■ The exercise: Reproduce each line exactly, including spacing and punctuation.

Dataset items:
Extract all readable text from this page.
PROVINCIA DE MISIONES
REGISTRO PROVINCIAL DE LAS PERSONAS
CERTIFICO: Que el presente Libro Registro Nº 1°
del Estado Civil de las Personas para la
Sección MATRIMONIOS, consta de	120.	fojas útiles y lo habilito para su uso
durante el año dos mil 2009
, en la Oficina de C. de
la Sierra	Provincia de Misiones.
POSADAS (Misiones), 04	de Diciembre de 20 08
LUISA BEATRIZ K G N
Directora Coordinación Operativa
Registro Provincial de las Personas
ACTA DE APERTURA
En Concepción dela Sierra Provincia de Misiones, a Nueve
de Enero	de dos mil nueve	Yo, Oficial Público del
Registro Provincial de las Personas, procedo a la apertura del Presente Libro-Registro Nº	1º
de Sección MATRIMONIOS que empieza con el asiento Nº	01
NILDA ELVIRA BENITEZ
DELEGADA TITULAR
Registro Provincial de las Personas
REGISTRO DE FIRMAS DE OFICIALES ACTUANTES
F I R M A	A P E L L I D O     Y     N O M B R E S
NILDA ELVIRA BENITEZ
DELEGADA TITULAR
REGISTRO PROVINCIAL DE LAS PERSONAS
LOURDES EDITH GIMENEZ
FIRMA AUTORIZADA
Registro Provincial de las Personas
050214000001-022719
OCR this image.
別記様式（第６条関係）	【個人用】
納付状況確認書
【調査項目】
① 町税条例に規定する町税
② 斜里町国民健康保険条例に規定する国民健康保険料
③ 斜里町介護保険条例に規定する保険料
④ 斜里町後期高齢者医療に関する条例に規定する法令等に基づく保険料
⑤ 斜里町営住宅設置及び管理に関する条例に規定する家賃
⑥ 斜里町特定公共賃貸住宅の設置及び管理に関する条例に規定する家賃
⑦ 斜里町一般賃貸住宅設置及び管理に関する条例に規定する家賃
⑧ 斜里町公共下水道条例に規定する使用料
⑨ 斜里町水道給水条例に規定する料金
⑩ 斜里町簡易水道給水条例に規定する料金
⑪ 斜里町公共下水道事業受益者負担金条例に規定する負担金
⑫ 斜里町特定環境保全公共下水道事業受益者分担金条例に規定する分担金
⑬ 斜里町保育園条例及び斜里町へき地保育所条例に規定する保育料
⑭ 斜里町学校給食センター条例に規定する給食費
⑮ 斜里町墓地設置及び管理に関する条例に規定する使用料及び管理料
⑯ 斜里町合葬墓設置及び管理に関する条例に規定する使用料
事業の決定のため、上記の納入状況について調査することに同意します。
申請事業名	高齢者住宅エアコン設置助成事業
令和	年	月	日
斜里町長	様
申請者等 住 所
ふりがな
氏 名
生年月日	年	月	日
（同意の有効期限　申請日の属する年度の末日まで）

■ Solution below:
Extract all readable text from this page.
PROVINCIA DE MISIONES
REGISTRO PROVINCIAL DE LAS PERSONAS
CERTIFICO: Que el presente Libro Registro Nº 1°
del Estado Civil de las Personas para la
Sección MATRIMONIOS, consta de	120.	fojas útiles y lo habilito para su uso
durante el año dos mil 2009
, en la Oficina de C. de
la Sierra	Provincia de Misiones.
POSADAS (Misiones), 04	de Diciembre de 20 08
LUISA BEATRIZ K G N
Directora Coordinación Operativa
Registro Provincial de las Personas
ACTA DE APERTURA
En Concepción dela Sierra Provincia de Misiones, a Nueve
de Enero	de dos mil nueve	Yo, Oficial Público del
Registro Provincial de las Personas, procedo a la apertura del Presente Libro-Registro Nº	1º
de Sección MATRIMONIOS que empieza con el asiento Nº	01
NILDA ELVIRA BENITEZ
DELEGADA TITULAR
Registro Provincial de las Personas
REGISTRO DE FIRMAS DE OFICIALES ACTUANTES
F I R M A	A P E L L I D O     Y     N O M B R E S
NILDA ELVIRA BENITEZ
DELEGADA TITULAR
REGISTRO PROVINCIAL DE LAS PERSONAS
LOURDES EDITH GIMENEZ
FIRMA AUTORIZADA
Registro Provincial de las Personas
050214000001-022719
OCR this image.
別記様式（第６条関係）	【個人用】
納付状況確認書
【調査項目】
① 町税条例に規定する町税
② 斜里町国民健康保険条例に規定する国民健康保険料
③ 斜里町介護保険条例に規定する保険料
④ 斜里町後期高齢者医療に関する条例に規定する法令等に基づく保険料
⑤ 斜里町営住宅設置及び管理に関する条例に規定する家賃
⑥ 斜里町特定公共賃貸住宅の設置及び管理に関する条例に規定する家賃
⑦ 斜里町一般賃貸住宅設置及び管理に関する条例に規定する家賃
⑧ 斜里町公共下水道条例に規定する使用料
⑨ 斜里町水道給水条例に規定する料金
⑩ 斜里町簡易水道給水条例に規定する料金
⑪ 斜里町公共下水道事業受益者負担金条例に規定する負担金
⑫ 斜里町特定環境保全公共下水道事業受益者分担金条例に規定する分担金
⑬ 斜里町保育園条例及び斜里町へき地保育所条例に規定する保育料
⑭ 斜里町学校給食センター条例に規定する給食費
⑮ 斜里町墓地設置及び管理に関する条例に規定する使用料及び管理料
⑯ 斜里町合葬墓設置及び管理に関する条例に規定する使用料
事業の決定のため、上記の納入状況について調査することに同意します。
申請事業名	高齢者住宅エアコン設置助成事業
令和	年	月	日
斜里町長	様
申請者等 住 所
ふりがな
氏 名
生年月日	年	月	日
（同意の有効期限　申請日の属する年度の末日まで）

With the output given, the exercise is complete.